Brief
Your job is to restate each entry word for word.

Recorded information
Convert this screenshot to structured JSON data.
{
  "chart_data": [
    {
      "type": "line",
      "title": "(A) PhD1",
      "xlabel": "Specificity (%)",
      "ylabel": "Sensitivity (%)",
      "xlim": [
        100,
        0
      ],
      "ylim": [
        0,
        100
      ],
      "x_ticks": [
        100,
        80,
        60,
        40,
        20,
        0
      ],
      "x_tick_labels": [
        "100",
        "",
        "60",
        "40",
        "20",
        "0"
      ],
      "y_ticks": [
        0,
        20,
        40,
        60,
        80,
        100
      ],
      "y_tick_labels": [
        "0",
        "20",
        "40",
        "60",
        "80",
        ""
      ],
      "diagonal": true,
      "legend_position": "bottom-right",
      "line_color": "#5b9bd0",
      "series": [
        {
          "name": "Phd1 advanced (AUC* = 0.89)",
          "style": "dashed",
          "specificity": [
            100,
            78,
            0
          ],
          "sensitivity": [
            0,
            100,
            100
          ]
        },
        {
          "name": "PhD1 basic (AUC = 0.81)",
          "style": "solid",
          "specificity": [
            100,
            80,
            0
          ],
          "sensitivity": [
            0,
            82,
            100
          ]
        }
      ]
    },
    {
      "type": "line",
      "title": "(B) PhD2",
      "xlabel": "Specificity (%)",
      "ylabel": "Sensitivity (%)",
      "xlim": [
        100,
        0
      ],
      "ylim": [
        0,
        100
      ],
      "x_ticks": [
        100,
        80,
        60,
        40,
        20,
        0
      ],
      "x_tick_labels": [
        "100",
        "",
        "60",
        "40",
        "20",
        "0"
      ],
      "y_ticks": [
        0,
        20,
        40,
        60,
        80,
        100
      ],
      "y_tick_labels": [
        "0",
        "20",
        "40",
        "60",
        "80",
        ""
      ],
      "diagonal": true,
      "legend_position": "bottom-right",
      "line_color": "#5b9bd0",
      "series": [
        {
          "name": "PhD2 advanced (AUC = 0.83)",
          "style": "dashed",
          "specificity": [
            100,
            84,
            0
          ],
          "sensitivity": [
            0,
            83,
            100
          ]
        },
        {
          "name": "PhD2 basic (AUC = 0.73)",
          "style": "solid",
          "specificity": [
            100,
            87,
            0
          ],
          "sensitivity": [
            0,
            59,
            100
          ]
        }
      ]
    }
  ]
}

Response
Convert this screenshot to structured JSON data.
{
  "chart_data": [
    {
      "type": "line",
      "title": "(A) PhD1",
      "xlabel": "Specificity (%)",
      "ylabel": "Sensitivity (%)",
      "xlim": [
        100,
        0
      ],
      "ylim": [
        0,
        100
      ],
      "x_ticks": [
        100,
        80,
        60,
        40,
        20,
        0
      ],
      "x_tick_labels": [
        "100",
        "",
        "60",
        "40",
        "20",
        "0"
      ],
      "y_ticks": [
        0,
        20,
        40,
        60,
        80,
        100
      ],
      "y_tick_labels": [
        "0",
        "20",
        "40",
        "60",
        "80",
        ""
      ],
      "diagonal": true,
      "legend_position": "bottom-right",
      "line_color": "#5b9bd0",
      "series": [
        {
          "name": "Phd1 advanced (AUC* = 0.89)",
          "style": "dashed",
          "specificity": [
            100,
            78,
            0
          ],
          "sensitivity": [
            0,
            100,
            100
          ]
        },
        {
          "name": "PhD1 basic (AUC = 0.81)",
          "style": "solid",
          "specificity": [
            100,
            80,
            0
          ],
          "sensitivity": [
            0,
            82,
            100
          ]
        }
      ]
    },
    {
      "type": "line",
      "title": "(B) PhD2",
      "xlabel": "Specificity (%)",
      "ylabel": "Sensitivity (%)",
      "xlim": [
        100,
        0
      ],
      "ylim": [
        0,
        100
      ],
      "x_ticks": [
        100,
        80,
        60,
        40,
        20,
        0
      ],
      "x_tick_labels": [
        "100",
        "",
        "60",
        "40",
        "20",
        "0"
      ],
      "y_ticks": [
        0,
        20,
        40,
        60,
        80,
        100
      ],
      "y_tick_labels": [
        "0",
        "20",
        "40",
        "60",
        "80",
        ""
      ],
      "diagonal": true,
      "legend_position": "bottom-right",
      "line_color": "#5b9bd0",
      "series": [
        {
          "name": "PhD2 advanced (AUC = 0.83)",
          "style": "dashed",
          "specificity": [
            100,
            84,
            0
          ],
          "sensitivity": [
            0,
            83,
            100
          ]
        },
        {
          "name": "PhD2 basic (AUC = 0.73)",
          "style": "solid",
          "specificity": [
            100,
            87,
            0
          ],
          "sensitivity": [
            0,
            59,
            100
          ]
        }
      ]
    }
  ]
}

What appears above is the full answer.